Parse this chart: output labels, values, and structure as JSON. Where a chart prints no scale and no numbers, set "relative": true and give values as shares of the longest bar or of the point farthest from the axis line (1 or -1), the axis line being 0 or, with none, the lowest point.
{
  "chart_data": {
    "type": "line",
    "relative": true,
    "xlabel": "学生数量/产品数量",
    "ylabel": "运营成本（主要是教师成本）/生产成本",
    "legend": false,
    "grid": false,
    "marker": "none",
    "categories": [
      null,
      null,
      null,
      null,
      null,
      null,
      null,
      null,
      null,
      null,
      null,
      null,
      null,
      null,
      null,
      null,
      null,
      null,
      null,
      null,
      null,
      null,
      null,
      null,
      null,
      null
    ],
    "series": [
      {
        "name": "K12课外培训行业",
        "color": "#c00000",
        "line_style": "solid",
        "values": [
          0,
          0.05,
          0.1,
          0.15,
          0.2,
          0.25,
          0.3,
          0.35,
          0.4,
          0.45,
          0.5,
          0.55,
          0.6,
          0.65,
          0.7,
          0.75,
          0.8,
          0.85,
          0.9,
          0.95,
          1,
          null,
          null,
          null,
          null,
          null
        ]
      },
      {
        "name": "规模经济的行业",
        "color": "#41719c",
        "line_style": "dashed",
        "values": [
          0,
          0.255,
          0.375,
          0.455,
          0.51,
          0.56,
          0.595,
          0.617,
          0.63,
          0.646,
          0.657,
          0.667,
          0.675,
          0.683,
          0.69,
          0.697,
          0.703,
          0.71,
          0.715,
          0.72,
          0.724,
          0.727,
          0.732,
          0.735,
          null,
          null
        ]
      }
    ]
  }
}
_ _ _ _ _
Task details:
Copy the material above back out, exactly as written.

Answer to the task:
Parse this chart: output labels, values, and structure as JSON. Where a chart prints no scale and no numbers, set "relative": true and give values as shares of the longest bar or of the point farthest from the axis line (1 or -1), the axis line being 0 or, with none, the lowest point.
{
  "chart_data": {
    "type": "line",
    "relative": true,
    "xlabel": "学生数量/产品数量",
    "ylabel": "运营成本（主要是教师成本）/生产成本",
    "legend": false,
    "grid": false,
    "marker": "none",
    "categories": [
      null,
      null,
      null,
      null,
      null,
      null,
      null,
      null,
      null,
      null,
      null,
      null,
      null,
      null,
      null,
      null,
      null,
      null,
      null,
      null,
      null,
      null,
      null,
      null,
      null,
      null
    ],
    "series": [
      {
        "name": "K12课外培训行业",
        "color": "#c00000",
        "line_style": "solid",
        "values": [
          0,
          0.05,
          0.1,
          0.15,
          0.2,
          0.25,
          0.3,
          0.35,
          0.4,
          0.45,
          0.5,
          0.55,
          0.6,
          0.65,
          0.7,
          0.75,
          0.8,
          0.85,
          0.9,
          0.95,
          1,
          null,
          null,
          null,
          null,
          null
        ]
      },
      {
        "name": "规模经济的行业",
        "color": "#41719c",
        "line_style": "dashed",
        "values": [
          0,
          0.255,
          0.375,
          0.455,
          0.51,
          0.56,
          0.595,
          0.617,
          0.63,
          0.646,
          0.657,
          0.667,
          0.675,
          0.683,
          0.69,
          0.697,
          0.703,
          0.71,
          0.715,
          0.72,
          0.724,
          0.727,
          0.732,
          0.735,
          null,
          null
        ]
      }
    ]
  }
}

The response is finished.